Stored data
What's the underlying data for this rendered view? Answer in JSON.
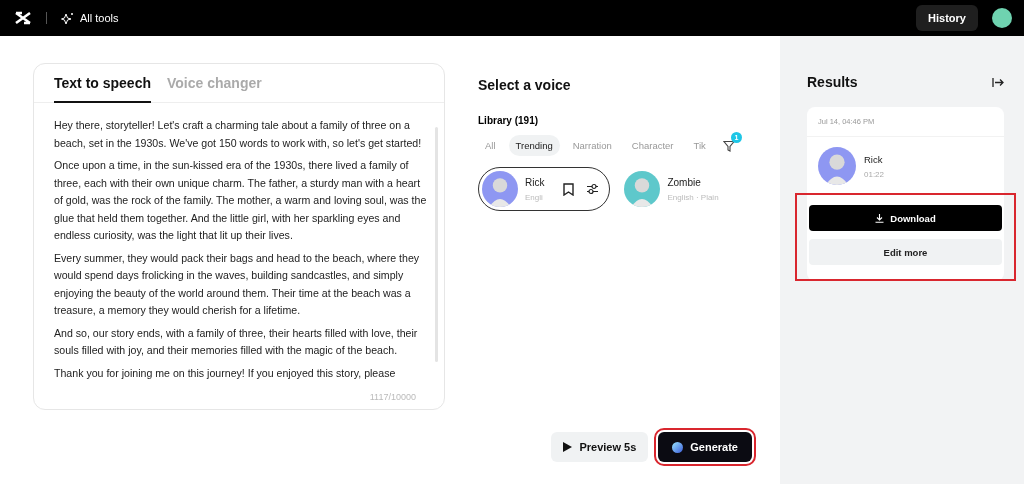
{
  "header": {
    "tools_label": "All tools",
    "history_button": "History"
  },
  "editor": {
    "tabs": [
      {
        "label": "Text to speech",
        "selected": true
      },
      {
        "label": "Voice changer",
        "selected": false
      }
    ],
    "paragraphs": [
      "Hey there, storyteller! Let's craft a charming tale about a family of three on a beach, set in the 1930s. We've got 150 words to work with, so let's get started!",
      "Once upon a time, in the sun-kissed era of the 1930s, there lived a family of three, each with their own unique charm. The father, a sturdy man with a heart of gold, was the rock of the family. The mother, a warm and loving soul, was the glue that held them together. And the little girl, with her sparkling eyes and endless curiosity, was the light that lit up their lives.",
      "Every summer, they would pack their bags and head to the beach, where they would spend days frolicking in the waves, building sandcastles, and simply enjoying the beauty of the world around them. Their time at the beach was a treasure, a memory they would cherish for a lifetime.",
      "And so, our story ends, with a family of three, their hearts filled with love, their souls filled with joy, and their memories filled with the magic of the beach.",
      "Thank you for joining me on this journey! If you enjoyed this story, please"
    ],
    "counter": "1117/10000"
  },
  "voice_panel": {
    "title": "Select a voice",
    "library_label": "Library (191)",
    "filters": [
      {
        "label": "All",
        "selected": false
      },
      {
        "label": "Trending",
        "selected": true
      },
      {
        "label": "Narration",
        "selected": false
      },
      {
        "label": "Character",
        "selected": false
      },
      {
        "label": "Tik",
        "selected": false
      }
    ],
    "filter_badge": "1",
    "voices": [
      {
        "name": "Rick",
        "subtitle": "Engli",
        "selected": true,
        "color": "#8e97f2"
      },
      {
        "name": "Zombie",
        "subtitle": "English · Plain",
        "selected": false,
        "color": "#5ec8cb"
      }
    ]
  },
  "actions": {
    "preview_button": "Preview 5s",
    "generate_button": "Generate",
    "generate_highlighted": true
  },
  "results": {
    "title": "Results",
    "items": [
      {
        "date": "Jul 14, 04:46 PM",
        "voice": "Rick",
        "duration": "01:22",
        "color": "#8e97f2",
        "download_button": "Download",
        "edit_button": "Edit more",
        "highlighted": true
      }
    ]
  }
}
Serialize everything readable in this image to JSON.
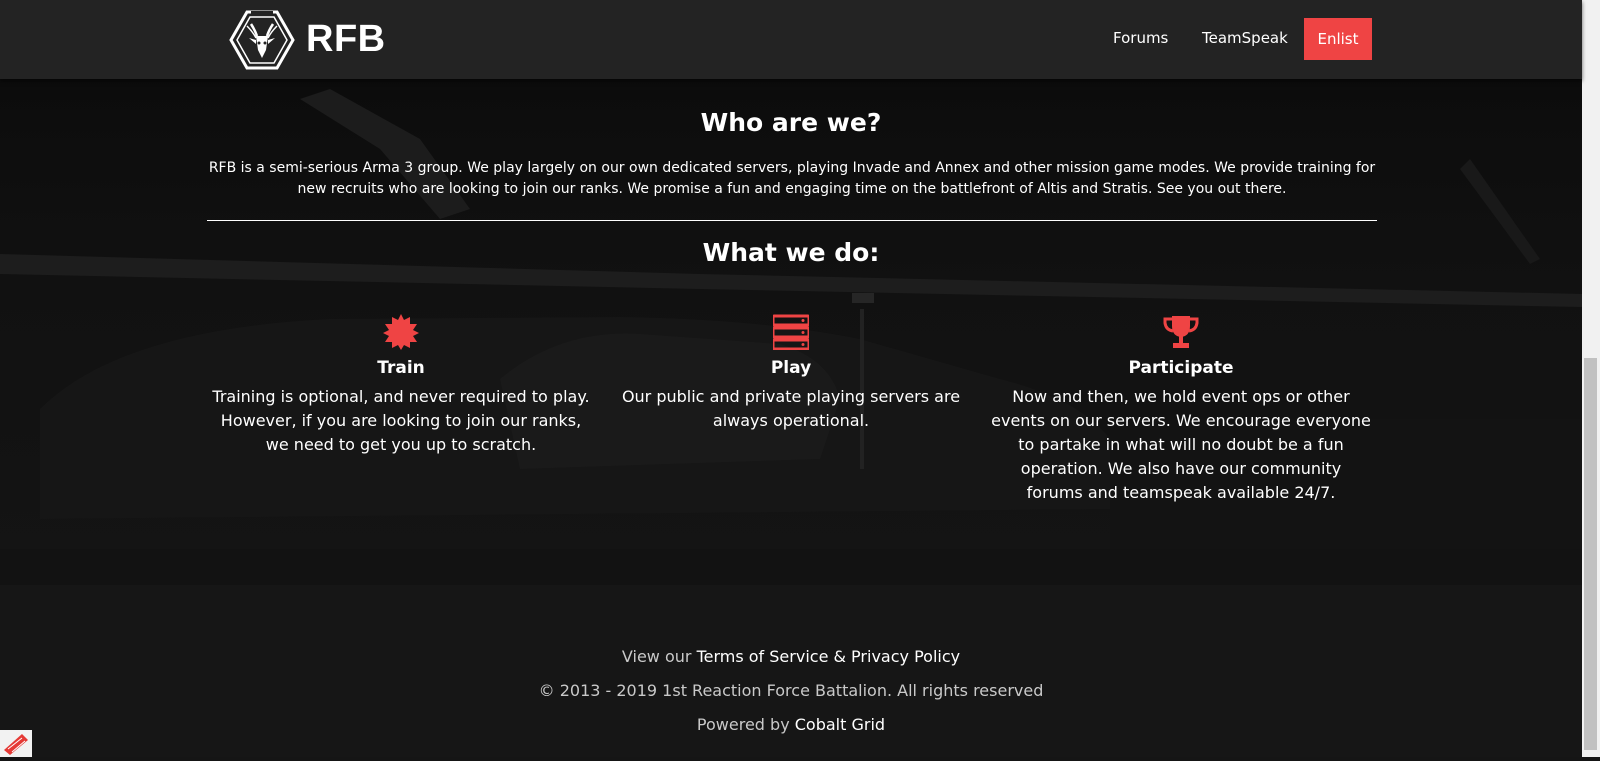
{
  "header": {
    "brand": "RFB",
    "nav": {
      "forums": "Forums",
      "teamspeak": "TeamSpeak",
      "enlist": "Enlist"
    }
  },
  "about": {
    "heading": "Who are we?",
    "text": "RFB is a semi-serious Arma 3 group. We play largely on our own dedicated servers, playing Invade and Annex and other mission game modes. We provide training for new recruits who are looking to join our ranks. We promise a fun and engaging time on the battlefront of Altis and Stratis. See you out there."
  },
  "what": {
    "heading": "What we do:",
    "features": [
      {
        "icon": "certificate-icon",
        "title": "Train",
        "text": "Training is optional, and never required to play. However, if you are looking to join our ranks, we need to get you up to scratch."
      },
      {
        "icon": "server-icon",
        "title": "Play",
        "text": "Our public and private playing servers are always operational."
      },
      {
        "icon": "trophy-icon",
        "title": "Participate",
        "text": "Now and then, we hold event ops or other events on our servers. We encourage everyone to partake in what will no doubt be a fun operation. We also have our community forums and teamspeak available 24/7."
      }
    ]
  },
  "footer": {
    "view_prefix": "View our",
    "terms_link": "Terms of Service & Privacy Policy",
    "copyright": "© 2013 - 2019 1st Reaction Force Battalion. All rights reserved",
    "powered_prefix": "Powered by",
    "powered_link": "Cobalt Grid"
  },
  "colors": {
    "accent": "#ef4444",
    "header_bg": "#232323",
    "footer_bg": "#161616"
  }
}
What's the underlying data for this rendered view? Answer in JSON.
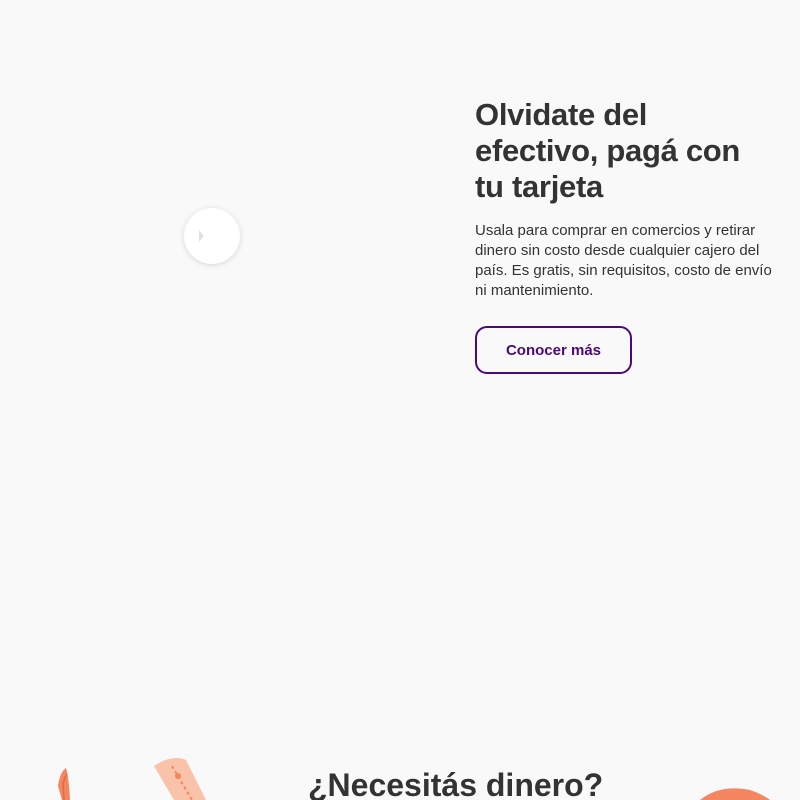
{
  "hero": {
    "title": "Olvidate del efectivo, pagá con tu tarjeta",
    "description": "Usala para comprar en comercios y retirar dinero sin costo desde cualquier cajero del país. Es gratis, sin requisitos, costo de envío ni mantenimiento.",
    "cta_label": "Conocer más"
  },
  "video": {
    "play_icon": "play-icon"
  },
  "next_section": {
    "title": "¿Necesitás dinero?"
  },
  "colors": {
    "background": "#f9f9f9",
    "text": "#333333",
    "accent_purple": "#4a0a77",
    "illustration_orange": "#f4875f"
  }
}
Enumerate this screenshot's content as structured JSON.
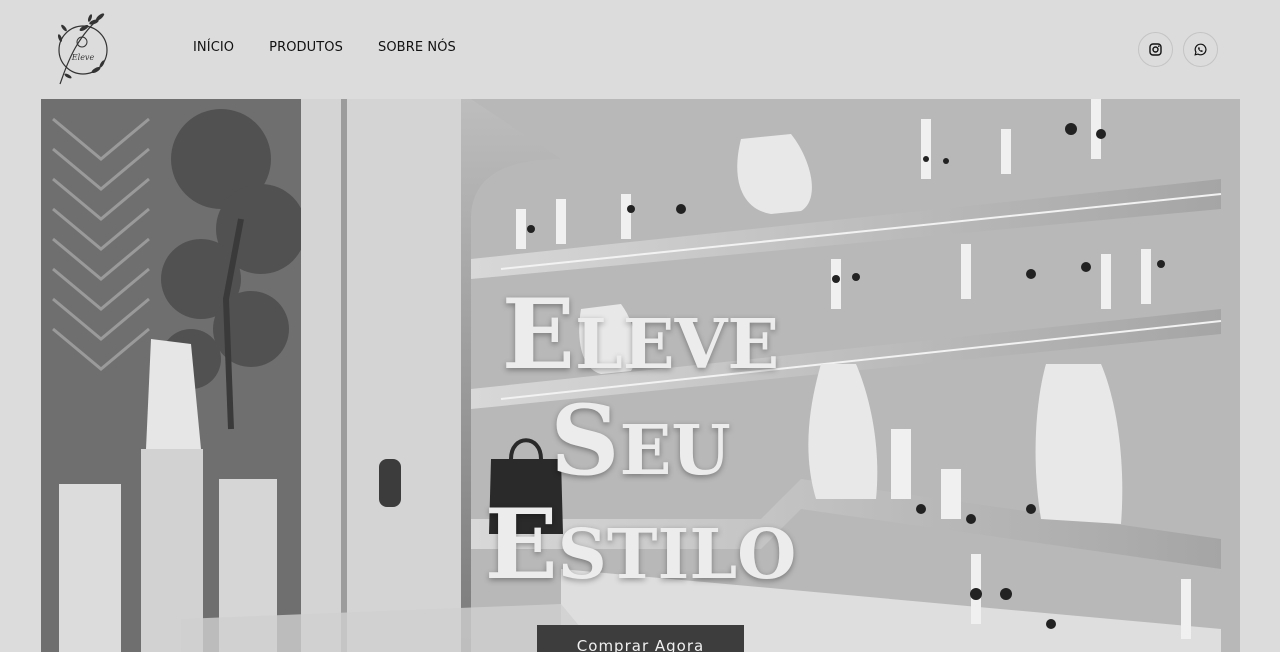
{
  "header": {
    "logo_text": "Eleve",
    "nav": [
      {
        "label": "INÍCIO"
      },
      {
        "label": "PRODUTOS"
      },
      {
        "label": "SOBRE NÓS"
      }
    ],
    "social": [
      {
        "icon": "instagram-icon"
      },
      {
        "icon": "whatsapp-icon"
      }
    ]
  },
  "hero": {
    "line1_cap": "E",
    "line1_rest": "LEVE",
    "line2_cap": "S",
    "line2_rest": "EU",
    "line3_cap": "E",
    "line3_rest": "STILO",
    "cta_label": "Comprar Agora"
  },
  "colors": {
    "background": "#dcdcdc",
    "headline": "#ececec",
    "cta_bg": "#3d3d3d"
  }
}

*EXERCISE DIRECTIONS*
Search the lines above for the string "with" and copy each line that has it.

*RIGHT ANSWER*
      "Hey there, storyteller! Let's craft a charming tale about a family of three on a beach, set in the 1930s. We've got 150 words to work with, so let's get started!",
      "Once upon a time, in the sun-kissed era of the 1930s, there lived a family of three, each with their own unique charm. The father, a sturdy man with a heart of gold, was the rock of the family. The mother, a warm and loving soul, was the glue that held them together. And the little girl, with her sparkling eyes and endless curiosity, was the light that lit up their lives.",
      "And so, our story ends, with a family of three, their hearts filled with love, their souls filled with joy, and their memories filled with the magic of the beach.",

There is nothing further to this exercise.